## Material for this task
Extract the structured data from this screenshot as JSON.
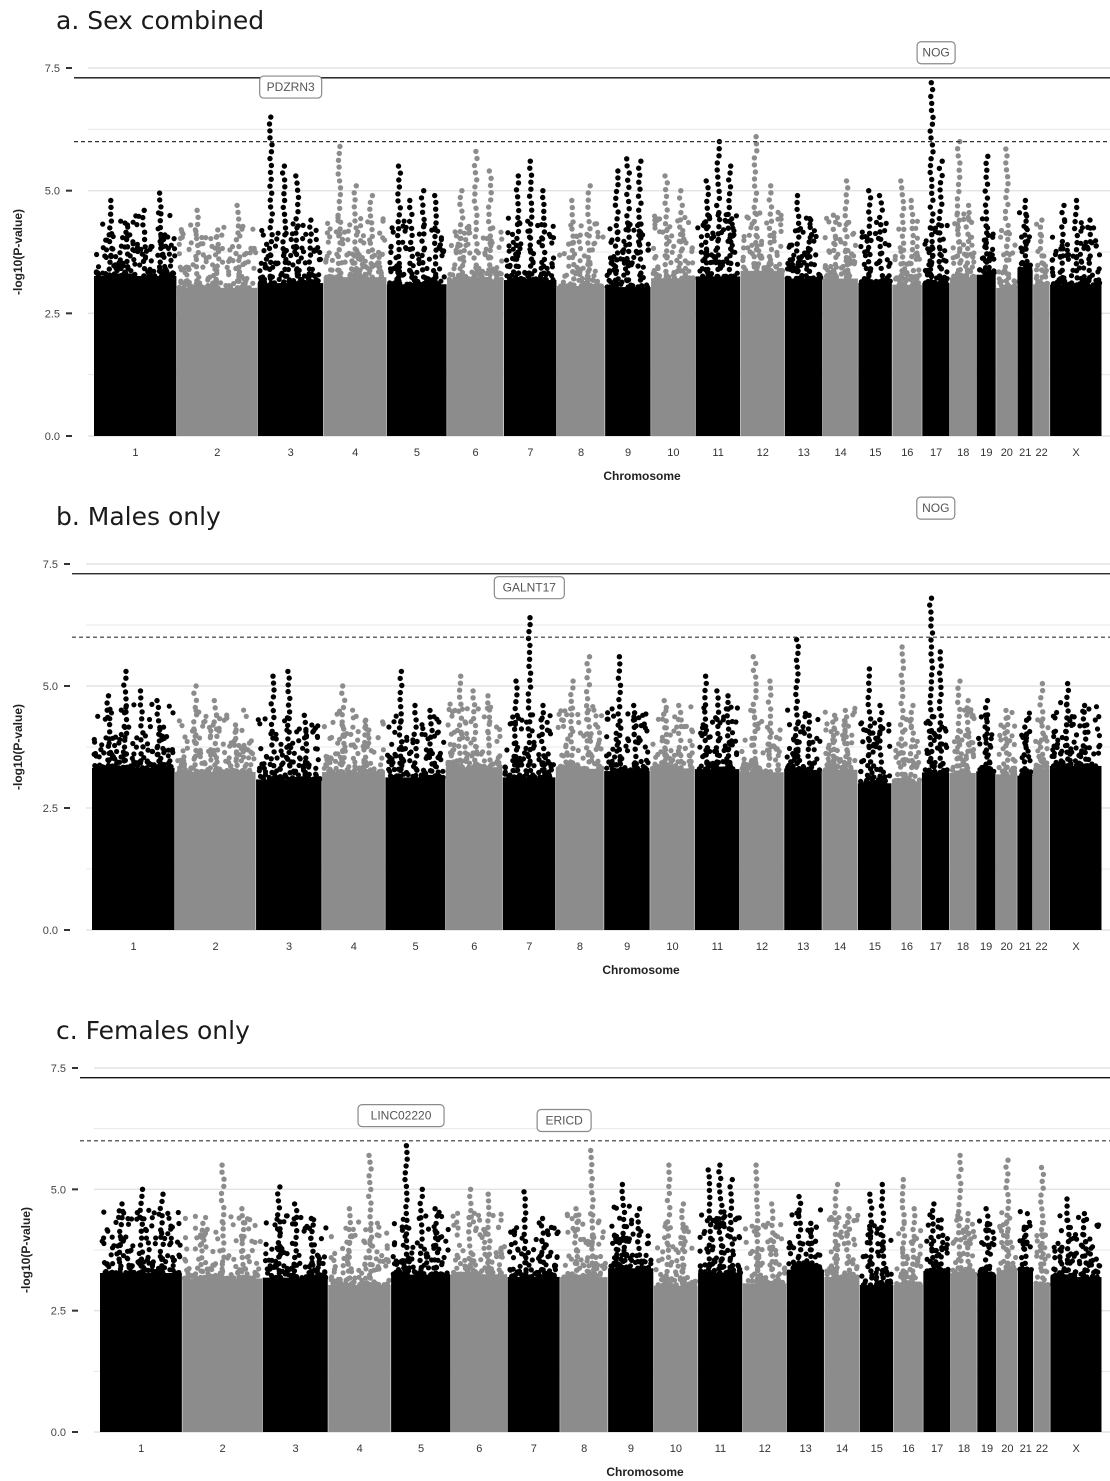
{
  "colors": {
    "dark": "#000000",
    "light": "#8c8c8c",
    "grid": "#e3e3e3",
    "label_border": "#8a8a8a",
    "label_text": "#555555"
  },
  "chart_data": [
    {
      "type": "scatter",
      "subtype": "manhattan",
      "title": "a. Sex combined",
      "xlabel": "Chromosome",
      "ylabel": "-log10(P-value)",
      "ylim": [
        0,
        7.5
      ],
      "yticks": [
        "0.0",
        "2.5",
        "5.0",
        "7.5"
      ],
      "grid": true,
      "thresholds": {
        "genome_wide": 7.3,
        "suggestive": 6.0
      },
      "chromosomes": [
        {
          "label": "1",
          "peaks": [
            4.8,
            4.3,
            4.6,
            4.95
          ],
          "color": "dark"
        },
        {
          "label": "2",
          "peaks": [
            4.6,
            4.2,
            4.7
          ],
          "color": "light"
        },
        {
          "label": "3",
          "peaks": [
            6.5,
            5.5,
            5.3,
            4.4
          ],
          "color": "dark"
        },
        {
          "label": "4",
          "peaks": [
            5.9,
            5.1,
            4.9
          ],
          "color": "light"
        },
        {
          "label": "5",
          "peaks": [
            5.5,
            4.8,
            5.0,
            4.9
          ],
          "color": "dark"
        },
        {
          "label": "6",
          "peaks": [
            5.0,
            5.8,
            5.4
          ],
          "color": "light"
        },
        {
          "label": "7",
          "peaks": [
            5.3,
            5.6,
            5.0
          ],
          "color": "dark"
        },
        {
          "label": "8",
          "peaks": [
            4.8,
            5.1
          ],
          "color": "light"
        },
        {
          "label": "9",
          "peaks": [
            5.4,
            5.65,
            5.6
          ],
          "color": "dark"
        },
        {
          "label": "10",
          "peaks": [
            5.3,
            5.0
          ],
          "color": "light"
        },
        {
          "label": "11",
          "peaks": [
            5.2,
            6.0,
            5.5
          ],
          "color": "dark"
        },
        {
          "label": "12",
          "peaks": [
            6.1,
            5.1
          ],
          "color": "light"
        },
        {
          "label": "13",
          "peaks": [
            4.9,
            4.4
          ],
          "color": "dark"
        },
        {
          "label": "14",
          "peaks": [
            4.5,
            5.2
          ],
          "color": "light"
        },
        {
          "label": "15",
          "peaks": [
            5.0,
            4.9
          ],
          "color": "dark"
        },
        {
          "label": "16",
          "peaks": [
            5.2,
            4.8
          ],
          "color": "light"
        },
        {
          "label": "17",
          "peaks": [
            7.2,
            5.6
          ],
          "color": "dark"
        },
        {
          "label": "18",
          "peaks": [
            6.0,
            4.7
          ],
          "color": "light"
        },
        {
          "label": "19",
          "peaks": [
            5.7
          ],
          "color": "dark"
        },
        {
          "label": "20",
          "peaks": [
            5.85
          ],
          "color": "light"
        },
        {
          "label": "21",
          "peaks": [
            4.8
          ],
          "color": "dark"
        },
        {
          "label": "22",
          "peaks": [
            4.4
          ],
          "color": "light"
        },
        {
          "label": "X",
          "peaks": [
            4.7,
            4.8,
            4.4
          ],
          "color": "dark"
        }
      ],
      "annotations": [
        {
          "text": "PDZRN3",
          "chromosome": "3",
          "value": 6.5
        },
        {
          "text": "NOG",
          "chromosome": "17",
          "value": 7.2
        }
      ]
    },
    {
      "type": "scatter",
      "subtype": "manhattan",
      "title": "b. Males only",
      "xlabel": "Chromosome",
      "ylabel": "-log10(P-value)",
      "ylim": [
        0,
        7.5
      ],
      "yticks": [
        "0.0",
        "2.5",
        "5.0",
        "7.5"
      ],
      "grid": true,
      "thresholds": {
        "genome_wide": 7.3,
        "suggestive": 6.0
      },
      "chromosomes": [
        {
          "label": "1",
          "peaks": [
            4.8,
            5.3,
            4.9,
            4.7
          ],
          "color": "dark"
        },
        {
          "label": "2",
          "peaks": [
            5.0,
            4.7,
            4.2
          ],
          "color": "light"
        },
        {
          "label": "3",
          "peaks": [
            5.2,
            5.3,
            4.4
          ],
          "color": "dark"
        },
        {
          "label": "4",
          "peaks": [
            5.0,
            4.3
          ],
          "color": "light"
        },
        {
          "label": "5",
          "peaks": [
            5.3,
            4.6,
            4.5
          ],
          "color": "dark"
        },
        {
          "label": "6",
          "peaks": [
            5.2,
            4.9,
            4.8
          ],
          "color": "light"
        },
        {
          "label": "7",
          "peaks": [
            5.1,
            6.4,
            4.6
          ],
          "color": "dark"
        },
        {
          "label": "8",
          "peaks": [
            5.1,
            5.6
          ],
          "color": "light"
        },
        {
          "label": "9",
          "peaks": [
            5.6,
            4.6
          ],
          "color": "dark"
        },
        {
          "label": "10",
          "peaks": [
            4.7,
            4.6
          ],
          "color": "light"
        },
        {
          "label": "11",
          "peaks": [
            5.2,
            4.9,
            4.8
          ],
          "color": "dark"
        },
        {
          "label": "12",
          "peaks": [
            5.6,
            5.1
          ],
          "color": "light"
        },
        {
          "label": "13",
          "peaks": [
            5.95,
            4.4
          ],
          "color": "dark"
        },
        {
          "label": "14",
          "peaks": [
            4.4,
            4.5
          ],
          "color": "light"
        },
        {
          "label": "15",
          "peaks": [
            5.35,
            4.6
          ],
          "color": "dark"
        },
        {
          "label": "16",
          "peaks": [
            5.8,
            4.6
          ],
          "color": "light"
        },
        {
          "label": "17",
          "peaks": [
            6.8,
            5.7
          ],
          "color": "dark"
        },
        {
          "label": "18",
          "peaks": [
            5.1,
            4.7
          ],
          "color": "light"
        },
        {
          "label": "19",
          "peaks": [
            4.7
          ],
          "color": "dark"
        },
        {
          "label": "20",
          "peaks": [
            4.5
          ],
          "color": "light"
        },
        {
          "label": "21",
          "peaks": [
            4.3
          ],
          "color": "dark"
        },
        {
          "label": "22",
          "peaks": [
            5.05
          ],
          "color": "light"
        },
        {
          "label": "X",
          "peaks": [
            5.05,
            4.6
          ],
          "color": "dark"
        }
      ],
      "annotations": [
        {
          "text": "GALNT17",
          "chromosome": "7",
          "value": 6.4
        },
        {
          "text": "NOG",
          "chromosome": "17",
          "value": 6.8
        }
      ]
    },
    {
      "type": "scatter",
      "subtype": "manhattan",
      "title": "c. Females only",
      "xlabel": "Chromosome",
      "ylabel": "-log10(P-value)",
      "ylim": [
        0,
        7.5
      ],
      "yticks": [
        "0.0",
        "2.5",
        "5.0",
        "7.5"
      ],
      "grid": true,
      "thresholds": {
        "genome_wide": 7.3,
        "suggestive": 6.0
      },
      "chromosomes": [
        {
          "label": "1",
          "peaks": [
            4.7,
            5.0,
            4.9
          ],
          "color": "dark"
        },
        {
          "label": "2",
          "peaks": [
            4.3,
            5.5,
            4.6
          ],
          "color": "light"
        },
        {
          "label": "3",
          "peaks": [
            5.05,
            4.7,
            4.4
          ],
          "color": "dark"
        },
        {
          "label": "4",
          "peaks": [
            4.6,
            5.7
          ],
          "color": "light"
        },
        {
          "label": "5",
          "peaks": [
            5.9,
            5.0,
            4.6
          ],
          "color": "dark"
        },
        {
          "label": "6",
          "peaks": [
            5.0,
            4.9
          ],
          "color": "light"
        },
        {
          "label": "7",
          "peaks": [
            4.95,
            4.4
          ],
          "color": "dark"
        },
        {
          "label": "8",
          "peaks": [
            4.6,
            5.8
          ],
          "color": "light"
        },
        {
          "label": "9",
          "peaks": [
            5.1,
            4.6
          ],
          "color": "dark"
        },
        {
          "label": "10",
          "peaks": [
            5.5,
            4.7
          ],
          "color": "light"
        },
        {
          "label": "11",
          "peaks": [
            5.4,
            5.5,
            5.2
          ],
          "color": "dark"
        },
        {
          "label": "12",
          "peaks": [
            5.5,
            4.7
          ],
          "color": "light"
        },
        {
          "label": "13",
          "peaks": [
            4.85,
            4.3
          ],
          "color": "dark"
        },
        {
          "label": "14",
          "peaks": [
            5.1,
            4.6
          ],
          "color": "light"
        },
        {
          "label": "15",
          "peaks": [
            4.9,
            5.1
          ],
          "color": "dark"
        },
        {
          "label": "16",
          "peaks": [
            5.2,
            4.6
          ],
          "color": "light"
        },
        {
          "label": "17",
          "peaks": [
            4.7,
            4.2
          ],
          "color": "dark"
        },
        {
          "label": "18",
          "peaks": [
            5.7,
            4.5
          ],
          "color": "light"
        },
        {
          "label": "19",
          "peaks": [
            4.6
          ],
          "color": "dark"
        },
        {
          "label": "20",
          "peaks": [
            5.6
          ],
          "color": "light"
        },
        {
          "label": "21",
          "peaks": [
            4.2
          ],
          "color": "dark"
        },
        {
          "label": "22",
          "peaks": [
            5.45
          ],
          "color": "light"
        },
        {
          "label": "X",
          "peaks": [
            4.8,
            4.5
          ],
          "color": "dark"
        }
      ],
      "annotations": [
        {
          "text": "LINC02220",
          "chromosome": "5",
          "value": 5.9
        },
        {
          "text": "ERICD",
          "chromosome": "8",
          "value": 5.8
        }
      ]
    }
  ]
}
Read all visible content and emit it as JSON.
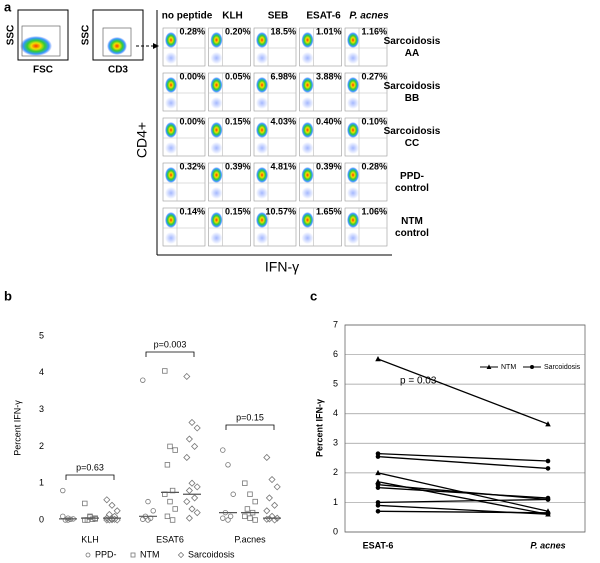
{
  "panel_a": {
    "label": "a",
    "gate_plots": [
      {
        "y_label": "SSC",
        "x_label": "FSC"
      },
      {
        "y_label": "SSC",
        "x_label": "CD3"
      }
    ],
    "columns": [
      "no peptide",
      "KLH",
      "SEB",
      "ESAT-6",
      "P. acnes"
    ],
    "rows": [
      "Sarcoidosis AA",
      "Sarcoidosis BB",
      "Sarcoidosis CC",
      "PPD- control",
      "NTM control"
    ],
    "percent": [
      [
        "0.28%",
        "0.20%",
        "18.5%",
        "1.01%",
        "1.16%"
      ],
      [
        "0.00%",
        "0.05%",
        "6.98%",
        "3.88%",
        "0.27%"
      ],
      [
        "0.00%",
        "0.15%",
        "4.03%",
        "0.40%",
        "0.10%"
      ],
      [
        "0.32%",
        "0.39%",
        "4.81%",
        "0.39%",
        "0.28%"
      ],
      [
        "0.14%",
        "0.15%",
        "10.57%",
        "1.65%",
        "1.06%"
      ]
    ],
    "y_label": "CD4+",
    "x_label": "IFN-γ"
  },
  "chart_data": [
    {
      "type": "dotplot",
      "panel_label": "b",
      "y_label": "Percent IFN-γ",
      "categories": [
        "KLH",
        "ESAT6",
        "P.acnes"
      ],
      "annotations": [
        "p=0.63",
        "p=0.003",
        "p=0.15"
      ],
      "ylim": [
        0,
        5
      ],
      "yticks": [
        0,
        1,
        2,
        3,
        4,
        5
      ],
      "series": [
        {
          "name": "PPD-",
          "marker": "circle",
          "color": "#777777",
          "values": [
            [
              0.8,
              0.05,
              0.03,
              0.0,
              0.02,
              0.1,
              0.0
            ],
            [
              3.8,
              0.5,
              0.25,
              0.1,
              0.05,
              0.02,
              0.0
            ],
            [
              1.9,
              1.5,
              0.7,
              0.2,
              0.1,
              0.05,
              0.0
            ]
          ],
          "medians": [
            0.03,
            0.1,
            0.2
          ]
        },
        {
          "name": "NTM",
          "marker": "square",
          "color": "#777777",
          "values": [
            [
              0.45,
              0.1,
              0.05,
              0.0,
              0.02,
              0.0,
              0.08,
              0.03
            ],
            [
              4.05,
              2.0,
              1.9,
              1.5,
              0.8,
              0.7,
              0.5,
              0.3,
              0.1,
              0.0
            ],
            [
              1.0,
              0.7,
              0.5,
              0.3,
              0.2,
              0.1,
              0.05,
              0.0
            ]
          ],
          "medians": [
            0.05,
            0.75,
            0.2
          ]
        },
        {
          "name": "Sarcoidosis",
          "marker": "diamond",
          "color": "#777777",
          "values": [
            [
              0.55,
              0.4,
              0.25,
              0.15,
              0.1,
              0.05,
              0.03,
              0.0,
              0.0,
              0.02,
              0.0,
              0.01
            ],
            [
              3.9,
              2.65,
              2.5,
              2.2,
              2.0,
              1.7,
              1.0,
              0.9,
              0.8,
              0.6,
              0.5,
              0.3,
              0.2,
              0.05
            ],
            [
              1.7,
              1.1,
              0.9,
              0.6,
              0.4,
              0.25,
              0.1,
              0.05,
              0.03,
              0.0,
              0.02
            ]
          ],
          "medians": [
            0.05,
            0.7,
            0.05
          ]
        }
      ]
    },
    {
      "type": "paired",
      "panel_label": "c",
      "y_label": "Percent IFN-γ",
      "categories": [
        "ESAT-6",
        "P. acnes"
      ],
      "annotation": "p = 0.03",
      "ylim": [
        0,
        7
      ],
      "yticks": [
        0,
        1,
        2,
        3,
        4,
        5,
        6,
        7
      ],
      "grid": true,
      "series": [
        {
          "name": "NTM",
          "marker": "triangle",
          "color": "#000000",
          "values": [
            [
              5.85,
              3.65
            ],
            [
              2.0,
              0.7
            ],
            [
              1.7,
              0.6
            ]
          ]
        },
        {
          "name": "Sarcoidosis",
          "marker": "circle",
          "color": "#000000",
          "values": [
            [
              2.65,
              2.4
            ],
            [
              2.55,
              2.15
            ],
            [
              1.6,
              1.1
            ],
            [
              1.5,
              1.15
            ],
            [
              1.0,
              1.1
            ],
            [
              0.9,
              0.6
            ],
            [
              0.7,
              0.65
            ]
          ]
        }
      ]
    }
  ]
}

## What the task asks
Each line of the entries above that contains "title" is to be copied.

## Answer below
      "title": "a. Sex combined",
      "title": "b. Males only",
      "title": "c. Females only",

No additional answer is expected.